* _Job_
Quote the whole listing word for word, please.

..........

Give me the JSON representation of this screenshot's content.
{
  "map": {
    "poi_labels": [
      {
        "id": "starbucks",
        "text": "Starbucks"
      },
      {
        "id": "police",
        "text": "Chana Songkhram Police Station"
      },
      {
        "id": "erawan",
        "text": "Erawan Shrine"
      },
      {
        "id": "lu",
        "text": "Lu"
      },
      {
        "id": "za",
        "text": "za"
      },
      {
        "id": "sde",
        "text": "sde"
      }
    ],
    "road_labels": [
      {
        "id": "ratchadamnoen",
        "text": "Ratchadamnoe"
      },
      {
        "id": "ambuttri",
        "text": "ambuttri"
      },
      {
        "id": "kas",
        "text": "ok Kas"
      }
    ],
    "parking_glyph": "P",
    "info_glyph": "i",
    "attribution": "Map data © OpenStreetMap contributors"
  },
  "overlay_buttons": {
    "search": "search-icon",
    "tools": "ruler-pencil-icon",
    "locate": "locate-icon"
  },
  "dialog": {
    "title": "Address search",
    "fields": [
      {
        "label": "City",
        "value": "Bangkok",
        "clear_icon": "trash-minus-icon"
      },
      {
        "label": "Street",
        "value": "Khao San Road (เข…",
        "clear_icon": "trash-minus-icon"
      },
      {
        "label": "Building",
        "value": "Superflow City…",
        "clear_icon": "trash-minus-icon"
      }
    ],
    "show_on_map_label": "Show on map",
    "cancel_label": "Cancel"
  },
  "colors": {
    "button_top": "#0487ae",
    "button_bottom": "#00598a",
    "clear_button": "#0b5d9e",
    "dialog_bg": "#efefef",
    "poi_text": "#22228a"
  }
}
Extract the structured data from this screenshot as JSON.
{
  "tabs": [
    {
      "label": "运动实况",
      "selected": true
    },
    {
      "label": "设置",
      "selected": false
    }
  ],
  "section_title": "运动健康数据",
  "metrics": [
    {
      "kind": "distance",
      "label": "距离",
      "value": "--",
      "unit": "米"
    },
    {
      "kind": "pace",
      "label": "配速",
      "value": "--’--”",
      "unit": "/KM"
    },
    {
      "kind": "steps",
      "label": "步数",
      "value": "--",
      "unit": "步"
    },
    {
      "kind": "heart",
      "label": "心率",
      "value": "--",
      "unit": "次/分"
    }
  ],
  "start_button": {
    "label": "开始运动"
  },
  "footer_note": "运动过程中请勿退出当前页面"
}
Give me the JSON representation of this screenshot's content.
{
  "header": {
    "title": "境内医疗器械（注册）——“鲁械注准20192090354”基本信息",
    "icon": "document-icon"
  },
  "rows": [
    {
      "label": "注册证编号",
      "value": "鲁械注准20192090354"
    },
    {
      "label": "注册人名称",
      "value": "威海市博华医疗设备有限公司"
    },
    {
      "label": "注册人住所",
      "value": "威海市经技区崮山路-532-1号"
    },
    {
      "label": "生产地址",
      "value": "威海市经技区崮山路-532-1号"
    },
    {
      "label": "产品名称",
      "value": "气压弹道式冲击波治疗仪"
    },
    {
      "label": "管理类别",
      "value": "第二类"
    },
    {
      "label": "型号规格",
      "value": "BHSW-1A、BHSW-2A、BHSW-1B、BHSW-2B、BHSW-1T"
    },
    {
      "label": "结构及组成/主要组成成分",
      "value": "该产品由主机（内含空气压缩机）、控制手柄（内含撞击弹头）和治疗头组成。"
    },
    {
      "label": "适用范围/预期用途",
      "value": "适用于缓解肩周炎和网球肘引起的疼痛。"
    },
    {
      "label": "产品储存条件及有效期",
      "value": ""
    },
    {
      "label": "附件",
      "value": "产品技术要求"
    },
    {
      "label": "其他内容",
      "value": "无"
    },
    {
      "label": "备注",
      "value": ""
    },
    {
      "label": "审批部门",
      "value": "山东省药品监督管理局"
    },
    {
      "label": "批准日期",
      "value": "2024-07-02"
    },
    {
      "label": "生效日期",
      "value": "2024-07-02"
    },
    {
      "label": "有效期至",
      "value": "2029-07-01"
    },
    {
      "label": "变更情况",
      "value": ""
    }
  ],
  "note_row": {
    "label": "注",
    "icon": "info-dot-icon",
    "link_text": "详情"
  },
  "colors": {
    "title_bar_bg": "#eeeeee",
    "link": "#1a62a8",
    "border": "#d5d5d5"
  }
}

..........

* _Completed task_
Give me the JSON representation of this screenshot's content.
{
  "map": {
    "poi_labels": [
      {
        "id": "starbucks",
        "text": "Starbucks"
      },
      {
        "id": "police",
        "text": "Chana Songkhram Police Station"
      },
      {
        "id": "erawan",
        "text": "Erawan Shrine"
      },
      {
        "id": "lu",
        "text": "Lu"
      },
      {
        "id": "za",
        "text": "za"
      },
      {
        "id": "sde",
        "text": "sde"
      }
    ],
    "road_labels": [
      {
        "id": "ratchadamnoen",
        "text": "Ratchadamnoe"
      },
      {
        "id": "ambuttri",
        "text": "ambuttri"
      },
      {
        "id": "kas",
        "text": "ok Kas"
      }
    ],
    "parking_glyph": "P",
    "info_glyph": "i",
    "attribution": "Map data © OpenStreetMap contributors"
  },
  "overlay_buttons": {
    "search": "search-icon",
    "tools": "ruler-pencil-icon",
    "locate": "locate-icon"
  },
  "dialog": {
    "title": "Address search",
    "fields": [
      {
        "label": "City",
        "value": "Bangkok",
        "clear_icon": "trash-minus-icon"
      },
      {
        "label": "Street",
        "value": "Khao San Road (เข…",
        "clear_icon": "trash-minus-icon"
      },
      {
        "label": "Building",
        "value": "Superflow City…",
        "clear_icon": "trash-minus-icon"
      }
    ],
    "show_on_map_label": "Show on map",
    "cancel_label": "Cancel"
  },
  "colors": {
    "button_top": "#0487ae",
    "button_bottom": "#00598a",
    "clear_button": "#0b5d9e",
    "dialog_bg": "#efefef",
    "poi_text": "#22228a"
  }
}
Extract the structured data from this screenshot as JSON.
{
  "tabs": [
    {
      "label": "运动实况",
      "selected": true
    },
    {
      "label": "设置",
      "selected": false
    }
  ],
  "section_title": "运动健康数据",
  "metrics": [
    {
      "kind": "distance",
      "label": "距离",
      "value": "--",
      "unit": "米"
    },
    {
      "kind": "pace",
      "label": "配速",
      "value": "--’--”",
      "unit": "/KM"
    },
    {
      "kind": "steps",
      "label": "步数",
      "value": "--",
      "unit": "步"
    },
    {
      "kind": "heart",
      "label": "心率",
      "value": "--",
      "unit": "次/分"
    }
  ],
  "start_button": {
    "label": "开始运动"
  },
  "footer_note": "运动过程中请勿退出当前页面"
}
Give me the JSON representation of this screenshot's content.
{
  "header": {
    "title": "境内医疗器械（注册）——“鲁械注准20192090354”基本信息",
    "icon": "document-icon"
  },
  "rows": [
    {
      "label": "注册证编号",
      "value": "鲁械注准20192090354"
    },
    {
      "label": "注册人名称",
      "value": "威海市博华医疗设备有限公司"
    },
    {
      "label": "注册人住所",
      "value": "威海市经技区崮山路-532-1号"
    },
    {
      "label": "生产地址",
      "value": "威海市经技区崮山路-532-1号"
    },
    {
      "label": "产品名称",
      "value": "气压弹道式冲击波治疗仪"
    },
    {
      "label": "管理类别",
      "value": "第二类"
    },
    {
      "label": "型号规格",
      "value": "BHSW-1A、BHSW-2A、BHSW-1B、BHSW-2B、BHSW-1T"
    },
    {
      "label": "结构及组成/主要组成成分",
      "value": "该产品由主机（内含空气压缩机）、控制手柄（内含撞击弹头）和治疗头组成。"
    },
    {
      "label": "适用范围/预期用途",
      "value": "适用于缓解肩周炎和网球肘引起的疼痛。"
    },
    {
      "label": "产品储存条件及有效期",
      "value": ""
    },
    {
      "label": "附件",
      "value": "产品技术要求"
    },
    {
      "label": "其他内容",
      "value": "无"
    },
    {
      "label": "备注",
      "value": ""
    },
    {
      "label": "审批部门",
      "value": "山东省药品监督管理局"
    },
    {
      "label": "批准日期",
      "value": "2024-07-02"
    },
    {
      "label": "生效日期",
      "value": "2024-07-02"
    },
    {
      "label": "有效期至",
      "value": "2029-07-01"
    },
    {
      "label": "变更情况",
      "value": ""
    }
  ],
  "note_row": {
    "label": "注",
    "icon": "info-dot-icon",
    "link_text": "详情"
  },
  "colors": {
    "title_bar_bg": "#eeeeee",
    "link": "#1a62a8",
    "border": "#d5d5d5"
  }
}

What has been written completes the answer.